### TASK DESCRIPTION
Every entry should be duplicated verbatim, and no picture may appear in the copy.
......
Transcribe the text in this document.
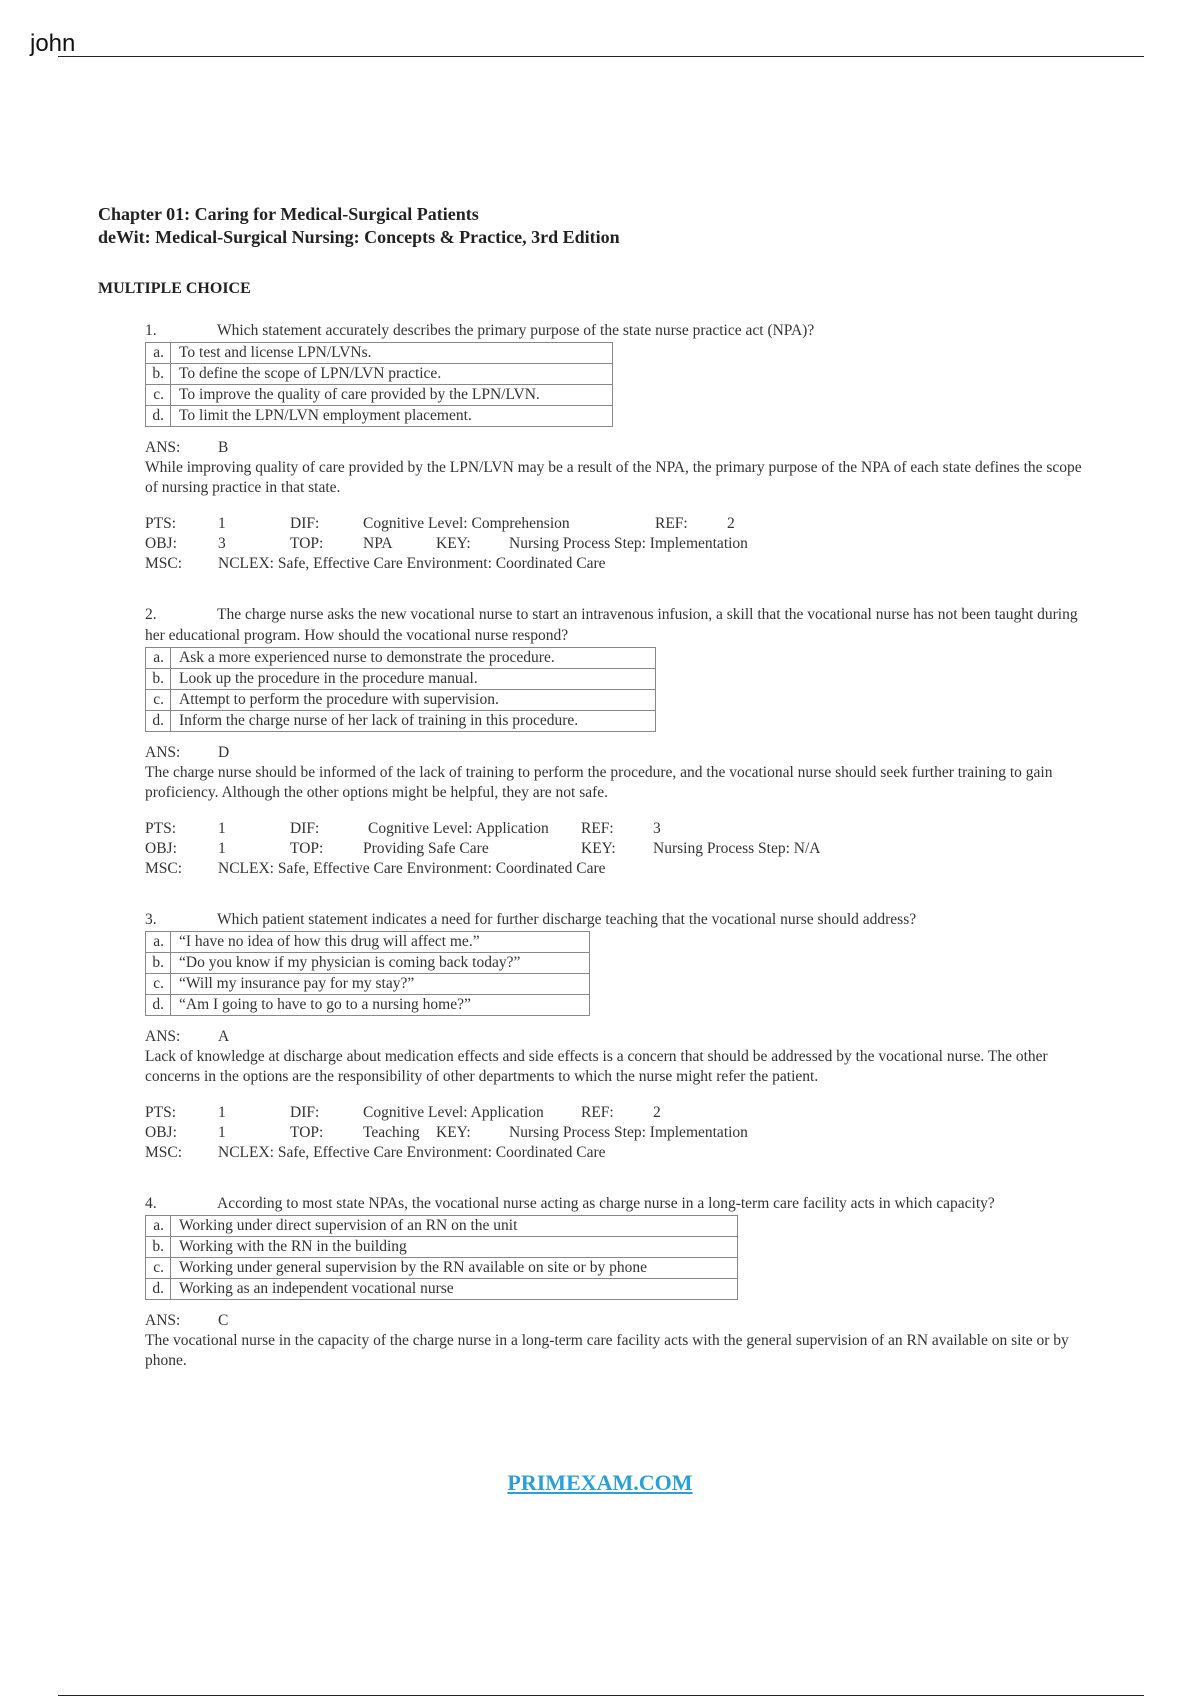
john
Chapter 01: Caring for Medical-Surgical Patients
deWit: Medical-Surgical Nursing: Concepts & Practice, 3rd Edition
MULTIPLE CHOICE

1.	Which statement accurately describes the primary purpose of the state nurse practice act (NPA)?

a.	To test and license LPN/LVNs.
b.	To define the scope of LPN/LVN practice.
c.	To improve the quality of care provided by the LPN/LVN.
d.	To limit the LPN/LVN employment placement.
ANS: B

While improving quality of care provided by the LPN/LVN may be a result of the NPA, the primary purpose of the NPA of each state defines the scope of nursing practice in that state.

PTS:	1	DIF:	Cognitive Level: Comprehension	REF:	2
OBJ:	3	TOP:	NPA	KEY: Nursing Process Step: Implementation
MSC: NCLEX: Safe, Effective Care Environment: Coordinated Care

2.	The charge nurse asks the new vocational nurse to start an intravenous infusion, a skill that the vocational nurse has not been taught during her educational program. How should the vocational nurse respond?

a.	Ask a more experienced nurse to demonstrate the procedure.
b.	Look up the procedure in the procedure manual.
c.	Attempt to perform the procedure with supervision.
d.	Inform the charge nurse of her lack of training in this procedure.
ANS: D

The charge nurse should be informed of the lack of training to perform the procedure, and the vocational nurse should seek further training to gain proficiency. Although the other options might be helpful, they are not safe.

PTS:	1	DIF:	Cognitive Level: Application REF:	3
OBJ:	1	TOP:	Providing Safe Care	KEY: Nursing Process Step: N/A
MSC: NCLEX: Safe, Effective Care Environment: Coordinated Care

3.	Which patient statement indicates a need for further discharge teaching that the vocational nurse should address?

a.	“I have no idea of how this drug will affect me.”
b.	“Do you know if my physician is coming back today?”
c.	“Will my insurance pay for my stay?”
d.	“Am I going to have to go to a nursing home?”
ANS: A

Lack of knowledge at discharge about medication effects and side effects is a concern that should be addressed by the vocational nurse. The other concerns in the options are the responsibility of other departments to which the nurse might refer the patient.

PTS:	1	DIF:	Cognitive Level: Application REF:	2
OBJ:	1	TOP:	Teaching KEY: Nursing Process Step: Implementation
MSC: NCLEX: Safe, Effective Care Environment: Coordinated Care

4.	According to most state NPAs, the vocational nurse acting as charge nurse in a long-term care facility acts in which capacity?

a.	Working under direct supervision of an RN on the unit
b.	Working with the RN in the building
c.	Working under general supervision by the RN available on site or by phone
d.	Working as an independent vocational nurse
ANS: C

The vocational nurse in the capacity of the charge nurse in a long-term care facility acts with the general supervision of an RN available on site or by phone.

PRIMEXAM.COM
......
### SOLUTION TO THIS TASK
Transcribe the text in this document.
john
Chapter 01: Caring for Medical-Surgical Patients
deWit: Medical-Surgical Nursing: Concepts & Practice, 3rd Edition
MULTIPLE CHOICE

1.	Which statement accurately describes the primary purpose of the state nurse practice act (NPA)?

a.	To test and license LPN/LVNs.
b.	To define the scope of LPN/LVN practice.
c.	To improve the quality of care provided by the LPN/LVN.
d.	To limit the LPN/LVN employment placement.
ANS: B

While improving quality of care provided by the LPN/LVN may be a result of the NPA, the primary purpose of the NPA of each state defines the scope of nursing practice in that state.

PTS:	1	DIF:	Cognitive Level: Comprehension	REF:	2
OBJ:	3	TOP:	NPA	KEY: Nursing Process Step: Implementation
MSC: NCLEX: Safe, Effective Care Environment: Coordinated Care

2.	The charge nurse asks the new vocational nurse to start an intravenous infusion, a skill that the vocational nurse has not been taught during her educational program. How should the vocational nurse respond?

a.	Ask a more experienced nurse to demonstrate the procedure.
b.	Look up the procedure in the procedure manual.
c.	Attempt to perform the procedure with supervision.
d.	Inform the charge nurse of her lack of training in this procedure.
ANS: D

The charge nurse should be informed of the lack of training to perform the procedure, and the vocational nurse should seek further training to gain proficiency. Although the other options might be helpful, they are not safe.

PTS:	1	DIF:	Cognitive Level: Application REF:	3
OBJ:	1	TOP:	Providing Safe Care	KEY: Nursing Process Step: N/A
MSC: NCLEX: Safe, Effective Care Environment: Coordinated Care

3.	Which patient statement indicates a need for further discharge teaching that the vocational nurse should address?

a.	“I have no idea of how this drug will affect me.”
b.	“Do you know if my physician is coming back today?”
c.	“Will my insurance pay for my stay?”
d.	“Am I going to have to go to a nursing home?”
ANS: A

Lack of knowledge at discharge about medication effects and side effects is a concern that should be addressed by the vocational nurse. The other concerns in the options are the responsibility of other departments to which the nurse might refer the patient.

PTS:	1	DIF:	Cognitive Level: Application REF:	2
OBJ:	1	TOP:	Teaching KEY: Nursing Process Step: Implementation
MSC: NCLEX: Safe, Effective Care Environment: Coordinated Care

4.	According to most state NPAs, the vocational nurse acting as charge nurse in a long-term care facility acts in which capacity?

a.	Working under direct supervision of an RN on the unit
b.	Working with the RN in the building
c.	Working under general supervision by the RN available on site or by phone
d.	Working as an independent vocational nurse
ANS: C

The vocational nurse in the capacity of the charge nurse in a long-term care facility acts with the general supervision of an RN available on site or by phone.

PRIMEXAM.COM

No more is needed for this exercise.